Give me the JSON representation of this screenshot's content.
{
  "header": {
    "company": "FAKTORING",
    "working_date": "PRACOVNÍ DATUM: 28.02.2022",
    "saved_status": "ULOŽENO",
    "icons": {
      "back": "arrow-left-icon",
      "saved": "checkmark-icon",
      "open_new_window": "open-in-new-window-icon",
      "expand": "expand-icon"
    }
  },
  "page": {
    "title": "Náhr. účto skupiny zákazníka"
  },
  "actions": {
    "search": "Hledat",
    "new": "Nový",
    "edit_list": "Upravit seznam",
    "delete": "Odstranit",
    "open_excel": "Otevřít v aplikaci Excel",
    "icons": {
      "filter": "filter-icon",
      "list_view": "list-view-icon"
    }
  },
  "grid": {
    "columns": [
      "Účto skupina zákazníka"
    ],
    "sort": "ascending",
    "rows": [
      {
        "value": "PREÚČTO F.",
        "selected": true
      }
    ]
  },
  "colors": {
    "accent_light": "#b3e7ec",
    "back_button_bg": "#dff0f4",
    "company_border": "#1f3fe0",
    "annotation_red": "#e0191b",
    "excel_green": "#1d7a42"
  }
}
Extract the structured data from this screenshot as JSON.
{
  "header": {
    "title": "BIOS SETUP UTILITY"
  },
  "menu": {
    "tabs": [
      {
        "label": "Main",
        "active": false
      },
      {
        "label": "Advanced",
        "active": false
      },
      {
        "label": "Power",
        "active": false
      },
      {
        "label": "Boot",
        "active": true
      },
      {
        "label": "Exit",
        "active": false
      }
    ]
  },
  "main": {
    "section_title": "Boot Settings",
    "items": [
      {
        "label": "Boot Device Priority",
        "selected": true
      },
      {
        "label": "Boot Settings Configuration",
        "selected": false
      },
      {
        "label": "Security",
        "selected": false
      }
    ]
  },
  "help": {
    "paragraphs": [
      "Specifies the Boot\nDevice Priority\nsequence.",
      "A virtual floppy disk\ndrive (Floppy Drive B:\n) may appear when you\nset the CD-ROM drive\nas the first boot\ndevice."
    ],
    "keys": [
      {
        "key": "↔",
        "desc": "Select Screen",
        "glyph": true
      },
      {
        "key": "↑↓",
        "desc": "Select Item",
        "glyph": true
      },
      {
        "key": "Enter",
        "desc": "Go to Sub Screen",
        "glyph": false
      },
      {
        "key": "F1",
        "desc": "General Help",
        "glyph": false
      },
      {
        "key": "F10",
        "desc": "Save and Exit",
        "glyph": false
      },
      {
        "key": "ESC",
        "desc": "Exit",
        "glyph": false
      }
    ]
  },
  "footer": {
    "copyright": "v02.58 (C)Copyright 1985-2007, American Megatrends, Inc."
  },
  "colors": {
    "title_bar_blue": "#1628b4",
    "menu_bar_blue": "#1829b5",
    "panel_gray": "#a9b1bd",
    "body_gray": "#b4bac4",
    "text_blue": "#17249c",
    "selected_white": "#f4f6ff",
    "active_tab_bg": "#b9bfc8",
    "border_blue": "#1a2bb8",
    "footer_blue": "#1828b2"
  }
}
━━━━━━━━━━━━━━━━
### [SET TASK]
Copy out the material above in its entirety. Every detail must match.

### [RESPONSE TO THE TASK]
Give me the JSON representation of this screenshot's content.
{
  "header": {
    "company": "FAKTORING",
    "working_date": "PRACOVNÍ DATUM: 28.02.2022",
    "saved_status": "ULOŽENO",
    "icons": {
      "back": "arrow-left-icon",
      "saved": "checkmark-icon",
      "open_new_window": "open-in-new-window-icon",
      "expand": "expand-icon"
    }
  },
  "page": {
    "title": "Náhr. účto skupiny zákazníka"
  },
  "actions": {
    "search": "Hledat",
    "new": "Nový",
    "edit_list": "Upravit seznam",
    "delete": "Odstranit",
    "open_excel": "Otevřít v aplikaci Excel",
    "icons": {
      "filter": "filter-icon",
      "list_view": "list-view-icon"
    }
  },
  "grid": {
    "columns": [
      "Účto skupina zákazníka"
    ],
    "sort": "ascending",
    "rows": [
      {
        "value": "PREÚČTO F.",
        "selected": true
      }
    ]
  },
  "colors": {
    "accent_light": "#b3e7ec",
    "back_button_bg": "#dff0f4",
    "company_border": "#1f3fe0",
    "annotation_red": "#e0191b",
    "excel_green": "#1d7a42"
  }
}
Extract the structured data from this screenshot as JSON.
{
  "header": {
    "title": "BIOS SETUP UTILITY"
  },
  "menu": {
    "tabs": [
      {
        "label": "Main",
        "active": false
      },
      {
        "label": "Advanced",
        "active": false
      },
      {
        "label": "Power",
        "active": false
      },
      {
        "label": "Boot",
        "active": true
      },
      {
        "label": "Exit",
        "active": false
      }
    ]
  },
  "main": {
    "section_title": "Boot Settings",
    "items": [
      {
        "label": "Boot Device Priority",
        "selected": true
      },
      {
        "label": "Boot Settings Configuration",
        "selected": false
      },
      {
        "label": "Security",
        "selected": false
      }
    ]
  },
  "help": {
    "paragraphs": [
      "Specifies the Boot\nDevice Priority\nsequence.",
      "A virtual floppy disk\ndrive (Floppy Drive B:\n) may appear when you\nset the CD-ROM drive\nas the first boot\ndevice."
    ],
    "keys": [
      {
        "key": "↔",
        "desc": "Select Screen",
        "glyph": true
      },
      {
        "key": "↑↓",
        "desc": "Select Item",
        "glyph": true
      },
      {
        "key": "Enter",
        "desc": "Go to Sub Screen",
        "glyph": false
      },
      {
        "key": "F1",
        "desc": "General Help",
        "glyph": false
      },
      {
        "key": "F10",
        "desc": "Save and Exit",
        "glyph": false
      },
      {
        "key": "ESC",
        "desc": "Exit",
        "glyph": false
      }
    ]
  },
  "footer": {
    "copyright": "v02.58 (C)Copyright 1985-2007, American Megatrends, Inc."
  },
  "colors": {
    "title_bar_blue": "#1628b4",
    "menu_bar_blue": "#1829b5",
    "panel_gray": "#a9b1bd",
    "body_gray": "#b4bac4",
    "text_blue": "#17249c",
    "selected_white": "#f4f6ff",
    "active_tab_bg": "#b9bfc8",
    "border_blue": "#1a2bb8",
    "footer_blue": "#1828b2"
  }
}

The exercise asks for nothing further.